* _Given problem_: Change "text-line" to "line-of-text" everywhere it appears in the lines below, and leave the rest of the lines as they are.

* _Element location data_:
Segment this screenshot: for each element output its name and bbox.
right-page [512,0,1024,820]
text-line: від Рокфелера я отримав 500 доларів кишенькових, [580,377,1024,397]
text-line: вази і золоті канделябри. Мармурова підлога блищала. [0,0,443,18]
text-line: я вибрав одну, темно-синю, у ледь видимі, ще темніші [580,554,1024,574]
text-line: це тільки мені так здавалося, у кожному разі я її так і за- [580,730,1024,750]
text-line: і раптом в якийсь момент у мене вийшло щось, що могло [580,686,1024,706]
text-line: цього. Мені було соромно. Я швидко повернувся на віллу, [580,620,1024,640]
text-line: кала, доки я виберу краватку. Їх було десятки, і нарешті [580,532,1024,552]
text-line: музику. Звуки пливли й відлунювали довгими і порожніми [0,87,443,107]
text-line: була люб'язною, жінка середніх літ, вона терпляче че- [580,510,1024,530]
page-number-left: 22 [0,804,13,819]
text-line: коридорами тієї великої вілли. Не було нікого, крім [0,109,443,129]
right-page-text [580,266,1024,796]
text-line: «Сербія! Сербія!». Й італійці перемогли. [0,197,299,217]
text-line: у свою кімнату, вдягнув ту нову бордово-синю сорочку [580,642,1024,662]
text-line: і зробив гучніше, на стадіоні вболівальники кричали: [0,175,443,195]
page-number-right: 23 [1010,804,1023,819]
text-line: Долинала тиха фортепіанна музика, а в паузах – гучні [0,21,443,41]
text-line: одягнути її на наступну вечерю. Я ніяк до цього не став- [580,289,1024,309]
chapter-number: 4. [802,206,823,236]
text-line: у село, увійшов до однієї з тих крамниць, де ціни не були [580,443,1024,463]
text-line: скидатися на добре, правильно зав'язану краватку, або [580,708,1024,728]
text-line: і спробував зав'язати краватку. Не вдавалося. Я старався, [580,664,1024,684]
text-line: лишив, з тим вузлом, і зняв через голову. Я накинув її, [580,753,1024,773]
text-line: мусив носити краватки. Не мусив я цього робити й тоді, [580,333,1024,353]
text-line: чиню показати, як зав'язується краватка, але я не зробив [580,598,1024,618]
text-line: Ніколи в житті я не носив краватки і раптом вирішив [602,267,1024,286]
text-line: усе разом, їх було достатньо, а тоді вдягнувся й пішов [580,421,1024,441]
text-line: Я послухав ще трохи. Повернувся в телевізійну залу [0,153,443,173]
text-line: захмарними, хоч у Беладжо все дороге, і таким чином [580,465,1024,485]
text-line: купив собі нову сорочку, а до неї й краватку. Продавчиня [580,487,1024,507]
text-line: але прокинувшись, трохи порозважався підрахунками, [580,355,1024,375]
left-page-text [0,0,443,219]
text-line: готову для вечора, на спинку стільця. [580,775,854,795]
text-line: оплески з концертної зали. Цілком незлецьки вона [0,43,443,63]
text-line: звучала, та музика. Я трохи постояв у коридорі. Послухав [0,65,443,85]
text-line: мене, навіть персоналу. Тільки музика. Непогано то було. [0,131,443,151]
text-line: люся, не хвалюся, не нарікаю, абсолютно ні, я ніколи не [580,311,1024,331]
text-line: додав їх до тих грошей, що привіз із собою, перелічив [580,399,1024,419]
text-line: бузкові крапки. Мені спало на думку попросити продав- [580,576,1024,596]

* _Worked answer_:
Segment this screenshot: for each element output its name and bbox.
right-page [512,0,1024,820]
line-of-text: від Рокфелера я отримав 500 доларів кишенькових, [580,377,1024,397]
line-of-text: вази і золоті канделябри. Мармурова підлога блищала. [0,0,443,18]
line-of-text: я вибрав одну, темно-синю, у ледь видимі, ще темніші [580,554,1024,574]
line-of-text: це тільки мені так здавалося, у кожному разі я її так і за- [580,730,1024,750]
line-of-text: і раптом в якийсь момент у мене вийшло щось, що могло [580,686,1024,706]
line-of-text: цього. Мені було соромно. Я швидко повернувся на віллу, [580,620,1024,640]
line-of-text: кала, доки я виберу краватку. Їх було десятки, і нарешті [580,532,1024,552]
line-of-text: музику. Звуки пливли й відлунювали довгими і порожніми [0,87,443,107]
line-of-text: була люб'язною, жінка середніх літ, вона терпляче че- [580,510,1024,530]
page-number-left: 22 [0,804,13,819]
line-of-text: коридорами тієї великої вілли. Не було нікого, крім [0,109,443,129]
right-page-text [580,266,1024,796]
line-of-text: «Сербія! Сербія!». Й італійці перемогли. [0,197,299,217]
line-of-text: у свою кімнату, вдягнув ту нову бордово-синю сорочку [580,642,1024,662]
line-of-text: і зробив гучніше, на стадіоні вболівальники кричали: [0,175,443,195]
page-number-right: 23 [1010,804,1023,819]
line-of-text: Долинала тиха фортепіанна музика, а в паузах – гучні [0,21,443,41]
line-of-text: одягнути її на наступну вечерю. Я ніяк до цього не став- [580,289,1024,309]
chapter-number: 4. [802,206,823,236]
line-of-text: у село, увійшов до однієї з тих крамниць, де ціни не були [580,443,1024,463]
line-of-text: скидатися на добре, правильно зав'язану краватку, або [580,708,1024,728]
line-of-text: і спробував зав'язати краватку. Не вдавалося. Я старався, [580,664,1024,684]
line-of-text: лишив, з тим вузлом, і зняв через голову. Я накинув її, [580,753,1024,773]
line-of-text: мусив носити краватки. Не мусив я цього робити й тоді, [580,333,1024,353]
line-of-text: чиню показати, як зав'язується краватка, але я не зробив [580,598,1024,618]
line-of-text: Ніколи в житті я не носив краватки і раптом вирішив [602,267,1024,286]
line-of-text: усе разом, їх було достатньо, а тоді вдягнувся й пішов [580,421,1024,441]
line-of-text: Я послухав ще трохи. Повернувся в телевізійну залу [0,153,443,173]
line-of-text: захмарними, хоч у Беладжо все дороге, і таким чином [580,465,1024,485]
line-of-text: купив собі нову сорочку, а до неї й краватку. Продавчиня [580,487,1024,507]
line-of-text: але прокинувшись, трохи порозважався підрахунками, [580,355,1024,375]
left-page-text [0,0,443,219]
line-of-text: готову для вечора, на спинку стільця. [580,775,854,795]
line-of-text: оплески з концертної зали. Цілком незлецьки вона [0,43,443,63]
line-of-text: звучала, та музика. Я трохи постояв у коридорі. Послухав [0,65,443,85]
line-of-text: мене, навіть персоналу. Тільки музика. Непогано то було. [0,131,443,151]
line-of-text: люся, не хвалюся, не нарікаю, абсолютно ні, я ніколи не [580,311,1024,331]
line-of-text: додав їх до тих грошей, що привіз із собою, перелічив [580,399,1024,419]
line-of-text: бузкові крапки. Мені спало на думку попросити продав- [580,576,1024,596]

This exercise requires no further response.